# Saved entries
###

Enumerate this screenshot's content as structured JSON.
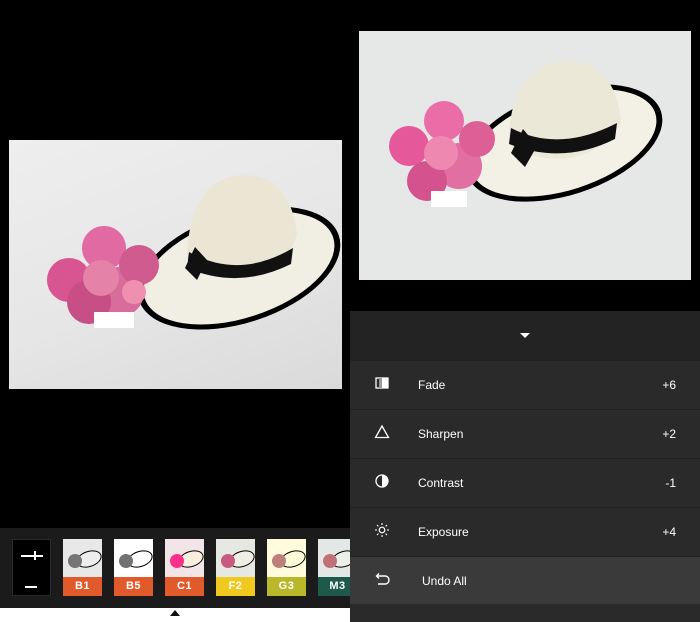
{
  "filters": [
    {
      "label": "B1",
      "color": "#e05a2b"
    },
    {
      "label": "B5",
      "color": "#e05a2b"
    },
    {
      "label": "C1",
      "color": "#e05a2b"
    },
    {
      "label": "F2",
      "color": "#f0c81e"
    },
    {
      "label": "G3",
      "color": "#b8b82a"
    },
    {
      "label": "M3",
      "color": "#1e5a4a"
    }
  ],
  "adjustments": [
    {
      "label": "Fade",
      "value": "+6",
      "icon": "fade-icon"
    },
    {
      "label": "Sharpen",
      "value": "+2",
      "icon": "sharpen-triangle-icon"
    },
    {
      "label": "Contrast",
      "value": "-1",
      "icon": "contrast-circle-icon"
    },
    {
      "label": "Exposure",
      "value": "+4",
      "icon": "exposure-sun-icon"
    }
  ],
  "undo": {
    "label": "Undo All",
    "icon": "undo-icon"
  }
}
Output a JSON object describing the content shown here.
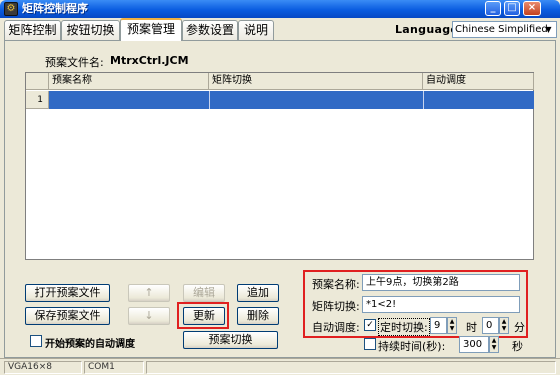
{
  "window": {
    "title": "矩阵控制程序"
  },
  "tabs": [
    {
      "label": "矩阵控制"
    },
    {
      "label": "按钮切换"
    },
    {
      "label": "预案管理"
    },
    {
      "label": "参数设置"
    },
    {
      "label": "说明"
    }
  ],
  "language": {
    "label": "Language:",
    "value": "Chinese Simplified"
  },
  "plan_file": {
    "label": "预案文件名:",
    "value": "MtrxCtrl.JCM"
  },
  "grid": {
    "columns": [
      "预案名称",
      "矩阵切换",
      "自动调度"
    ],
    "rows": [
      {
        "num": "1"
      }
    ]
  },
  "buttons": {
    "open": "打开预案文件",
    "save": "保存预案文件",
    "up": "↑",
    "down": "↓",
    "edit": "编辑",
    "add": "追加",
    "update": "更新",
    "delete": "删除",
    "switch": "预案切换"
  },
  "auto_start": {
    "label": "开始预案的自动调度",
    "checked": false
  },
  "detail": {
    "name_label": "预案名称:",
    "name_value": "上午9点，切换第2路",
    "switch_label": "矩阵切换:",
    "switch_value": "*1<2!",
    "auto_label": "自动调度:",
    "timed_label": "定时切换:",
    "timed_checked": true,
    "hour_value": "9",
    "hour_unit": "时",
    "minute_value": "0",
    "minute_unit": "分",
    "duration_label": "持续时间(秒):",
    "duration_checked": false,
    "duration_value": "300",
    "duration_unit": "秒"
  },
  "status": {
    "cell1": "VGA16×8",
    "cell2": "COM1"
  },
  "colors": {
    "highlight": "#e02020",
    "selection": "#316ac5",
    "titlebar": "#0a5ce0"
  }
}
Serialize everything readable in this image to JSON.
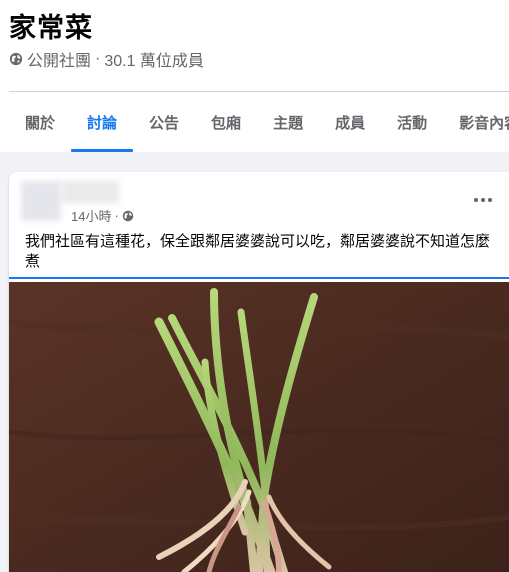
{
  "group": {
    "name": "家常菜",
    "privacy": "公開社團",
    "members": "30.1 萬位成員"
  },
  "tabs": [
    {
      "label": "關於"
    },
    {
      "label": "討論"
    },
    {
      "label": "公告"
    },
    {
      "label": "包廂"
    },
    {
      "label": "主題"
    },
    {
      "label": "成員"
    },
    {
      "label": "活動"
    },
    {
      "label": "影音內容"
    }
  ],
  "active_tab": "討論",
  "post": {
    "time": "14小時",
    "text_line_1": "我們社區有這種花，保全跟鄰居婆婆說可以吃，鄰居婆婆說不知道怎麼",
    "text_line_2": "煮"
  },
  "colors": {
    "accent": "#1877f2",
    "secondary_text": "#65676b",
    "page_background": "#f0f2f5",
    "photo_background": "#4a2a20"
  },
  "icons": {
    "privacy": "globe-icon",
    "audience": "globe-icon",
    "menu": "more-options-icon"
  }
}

###

# Task
Reproduce each line word for word and drop the pictures.

# Reply
Enumerate this screenshot's content as structured JSON.
{
  "filters": [
    {
      "label": "B1",
      "color": "#e05a2b"
    },
    {
      "label": "B5",
      "color": "#e05a2b"
    },
    {
      "label": "C1",
      "color": "#e05a2b"
    },
    {
      "label": "F2",
      "color": "#f0c81e"
    },
    {
      "label": "G3",
      "color": "#b8b82a"
    },
    {
      "label": "M3",
      "color": "#1e5a4a"
    }
  ],
  "adjustments": [
    {
      "label": "Fade",
      "value": "+6",
      "icon": "fade-icon"
    },
    {
      "label": "Sharpen",
      "value": "+2",
      "icon": "sharpen-triangle-icon"
    },
    {
      "label": "Contrast",
      "value": "-1",
      "icon": "contrast-circle-icon"
    },
    {
      "label": "Exposure",
      "value": "+4",
      "icon": "exposure-sun-icon"
    }
  ],
  "undo": {
    "label": "Undo All",
    "icon": "undo-icon"
  }
}
Output a JSON object describing the content shown here.
{
  "window": {
    "title": "矩阵控制程序"
  },
  "tabs": [
    {
      "label": "矩阵控制"
    },
    {
      "label": "按钮切换"
    },
    {
      "label": "预案管理"
    },
    {
      "label": "参数设置"
    },
    {
      "label": "说明"
    }
  ],
  "language": {
    "label": "Language:",
    "value": "Chinese Simplified"
  },
  "plan_file": {
    "label": "预案文件名:",
    "value": "MtrxCtrl.JCM"
  },
  "grid": {
    "columns": [
      "预案名称",
      "矩阵切换",
      "自动调度"
    ],
    "rows": [
      {
        "num": "1"
      }
    ]
  },
  "buttons": {
    "open": "打开预案文件",
    "save": "保存预案文件",
    "up": "↑",
    "down": "↓",
    "edit": "编辑",
    "add": "追加",
    "update": "更新",
    "delete": "删除",
    "switch": "预案切换"
  },
  "auto_start": {
    "label": "开始预案的自动调度",
    "checked": false
  },
  "detail": {
    "name_label": "预案名称:",
    "name_value": "上午9点，切换第2路",
    "switch_label": "矩阵切换:",
    "switch_value": "*1<2!",
    "auto_label": "自动调度:",
    "timed_label": "定时切换:",
    "timed_checked": true,
    "hour_value": "9",
    "hour_unit": "时",
    "minute_value": "0",
    "minute_unit": "分",
    "duration_label": "持续时间(秒):",
    "duration_checked": false,
    "duration_value": "300",
    "duration_unit": "秒"
  },
  "status": {
    "cell1": "VGA16×8",
    "cell2": "COM1"
  },
  "colors": {
    "highlight": "#e02020",
    "selection": "#316ac5",
    "titlebar": "#0a5ce0"
  }
}
Serialize everything readable in this image to JSON.
{
  "group": {
    "name": "家常菜",
    "privacy": "公開社團",
    "members": "30.1 萬位成員"
  },
  "tabs": [
    {
      "label": "關於"
    },
    {
      "label": "討論"
    },
    {
      "label": "公告"
    },
    {
      "label": "包廂"
    },
    {
      "label": "主題"
    },
    {
      "label": "成員"
    },
    {
      "label": "活動"
    },
    {
      "label": "影音內容"
    }
  ],
  "active_tab": "討論",
  "post": {
    "time": "14小時",
    "text_line_1": "我們社區有這種花，保全跟鄰居婆婆說可以吃，鄰居婆婆說不知道怎麼",
    "text_line_2": "煮"
  },
  "colors": {
    "accent": "#1877f2",
    "secondary_text": "#65676b",
    "page_background": "#f0f2f5",
    "photo_background": "#4a2a20"
  },
  "icons": {
    "privacy": "globe-icon",
    "audience": "globe-icon",
    "menu": "more-options-icon"
  }
}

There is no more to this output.